- [Directions for this task]:
Write out these lines exactly, from the first line of the records through the line that contains "empty-cell: [388, 375, 557, 406]".

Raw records

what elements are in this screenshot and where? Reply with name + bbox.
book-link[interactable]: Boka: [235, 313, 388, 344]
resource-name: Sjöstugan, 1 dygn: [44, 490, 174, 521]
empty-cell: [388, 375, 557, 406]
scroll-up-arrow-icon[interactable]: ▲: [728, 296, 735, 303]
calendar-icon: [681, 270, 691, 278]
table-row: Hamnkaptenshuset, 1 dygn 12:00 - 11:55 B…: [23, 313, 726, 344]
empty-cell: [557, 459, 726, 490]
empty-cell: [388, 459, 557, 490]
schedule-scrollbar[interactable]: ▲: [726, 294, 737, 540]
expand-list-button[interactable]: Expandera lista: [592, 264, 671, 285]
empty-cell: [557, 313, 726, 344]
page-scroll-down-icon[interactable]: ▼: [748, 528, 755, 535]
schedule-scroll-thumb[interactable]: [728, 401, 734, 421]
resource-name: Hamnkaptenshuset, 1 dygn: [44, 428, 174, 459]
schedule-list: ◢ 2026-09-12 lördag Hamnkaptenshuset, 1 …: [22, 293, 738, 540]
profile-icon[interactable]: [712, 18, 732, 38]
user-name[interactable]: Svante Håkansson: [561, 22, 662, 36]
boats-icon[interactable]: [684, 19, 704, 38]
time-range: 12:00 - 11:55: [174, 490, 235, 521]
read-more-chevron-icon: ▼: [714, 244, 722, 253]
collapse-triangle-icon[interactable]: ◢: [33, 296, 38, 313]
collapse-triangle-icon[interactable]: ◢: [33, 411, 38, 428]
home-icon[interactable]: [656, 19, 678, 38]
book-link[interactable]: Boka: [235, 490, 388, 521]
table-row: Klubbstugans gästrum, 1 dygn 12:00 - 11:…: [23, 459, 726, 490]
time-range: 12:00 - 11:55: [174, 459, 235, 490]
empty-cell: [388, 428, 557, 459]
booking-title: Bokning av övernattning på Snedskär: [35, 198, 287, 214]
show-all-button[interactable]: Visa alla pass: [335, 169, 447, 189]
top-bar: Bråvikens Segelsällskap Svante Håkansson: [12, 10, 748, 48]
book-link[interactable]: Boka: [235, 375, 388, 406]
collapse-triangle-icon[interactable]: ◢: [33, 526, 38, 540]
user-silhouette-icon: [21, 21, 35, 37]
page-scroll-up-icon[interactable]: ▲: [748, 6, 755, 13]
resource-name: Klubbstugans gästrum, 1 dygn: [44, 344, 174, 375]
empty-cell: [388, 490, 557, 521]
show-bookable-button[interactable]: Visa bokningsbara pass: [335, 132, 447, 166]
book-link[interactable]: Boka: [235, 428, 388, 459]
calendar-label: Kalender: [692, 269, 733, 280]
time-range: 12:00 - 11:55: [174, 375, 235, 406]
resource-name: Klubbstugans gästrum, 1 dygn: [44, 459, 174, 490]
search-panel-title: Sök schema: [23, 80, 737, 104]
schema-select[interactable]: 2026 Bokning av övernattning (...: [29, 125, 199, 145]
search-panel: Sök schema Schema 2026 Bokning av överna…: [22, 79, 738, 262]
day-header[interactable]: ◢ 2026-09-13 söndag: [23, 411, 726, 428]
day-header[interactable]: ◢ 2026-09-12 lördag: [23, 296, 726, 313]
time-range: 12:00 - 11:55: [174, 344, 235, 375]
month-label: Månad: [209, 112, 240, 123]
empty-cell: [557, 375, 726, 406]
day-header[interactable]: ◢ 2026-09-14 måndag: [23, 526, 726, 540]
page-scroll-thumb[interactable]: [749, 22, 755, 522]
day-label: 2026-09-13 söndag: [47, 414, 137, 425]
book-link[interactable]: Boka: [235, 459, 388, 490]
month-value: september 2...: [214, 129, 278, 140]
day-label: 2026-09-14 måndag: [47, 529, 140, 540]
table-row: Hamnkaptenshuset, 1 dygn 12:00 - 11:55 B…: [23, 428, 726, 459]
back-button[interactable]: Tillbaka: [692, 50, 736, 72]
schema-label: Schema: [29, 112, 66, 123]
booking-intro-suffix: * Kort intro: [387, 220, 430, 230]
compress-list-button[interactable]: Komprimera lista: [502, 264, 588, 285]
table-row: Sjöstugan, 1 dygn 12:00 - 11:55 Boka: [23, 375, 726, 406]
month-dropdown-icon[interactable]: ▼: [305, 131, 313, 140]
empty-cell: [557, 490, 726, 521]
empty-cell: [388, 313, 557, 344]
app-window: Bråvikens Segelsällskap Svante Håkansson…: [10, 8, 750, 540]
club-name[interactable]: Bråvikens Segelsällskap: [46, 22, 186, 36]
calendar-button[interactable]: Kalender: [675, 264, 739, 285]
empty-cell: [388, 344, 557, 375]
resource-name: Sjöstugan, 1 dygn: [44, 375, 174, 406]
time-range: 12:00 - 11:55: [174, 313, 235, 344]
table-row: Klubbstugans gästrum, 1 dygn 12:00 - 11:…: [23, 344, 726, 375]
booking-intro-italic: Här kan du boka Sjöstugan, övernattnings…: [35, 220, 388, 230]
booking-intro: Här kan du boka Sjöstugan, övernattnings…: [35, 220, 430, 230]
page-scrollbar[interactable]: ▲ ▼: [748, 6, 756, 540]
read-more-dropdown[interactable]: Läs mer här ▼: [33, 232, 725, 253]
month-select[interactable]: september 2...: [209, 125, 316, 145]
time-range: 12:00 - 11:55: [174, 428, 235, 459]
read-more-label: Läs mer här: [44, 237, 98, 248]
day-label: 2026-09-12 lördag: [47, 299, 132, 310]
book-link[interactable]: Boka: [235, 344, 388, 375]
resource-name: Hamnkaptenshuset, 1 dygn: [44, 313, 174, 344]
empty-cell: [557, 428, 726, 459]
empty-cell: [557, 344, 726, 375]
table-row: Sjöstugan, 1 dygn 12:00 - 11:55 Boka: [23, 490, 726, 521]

- [Answer for the task]:
what elements are in this screenshot and where? Reply with name + bbox.
book-link[interactable]: Boka: [235, 313, 388, 344]
resource-name: Sjöstugan, 1 dygn: [44, 490, 174, 521]
empty-cell: [388, 375, 557, 406]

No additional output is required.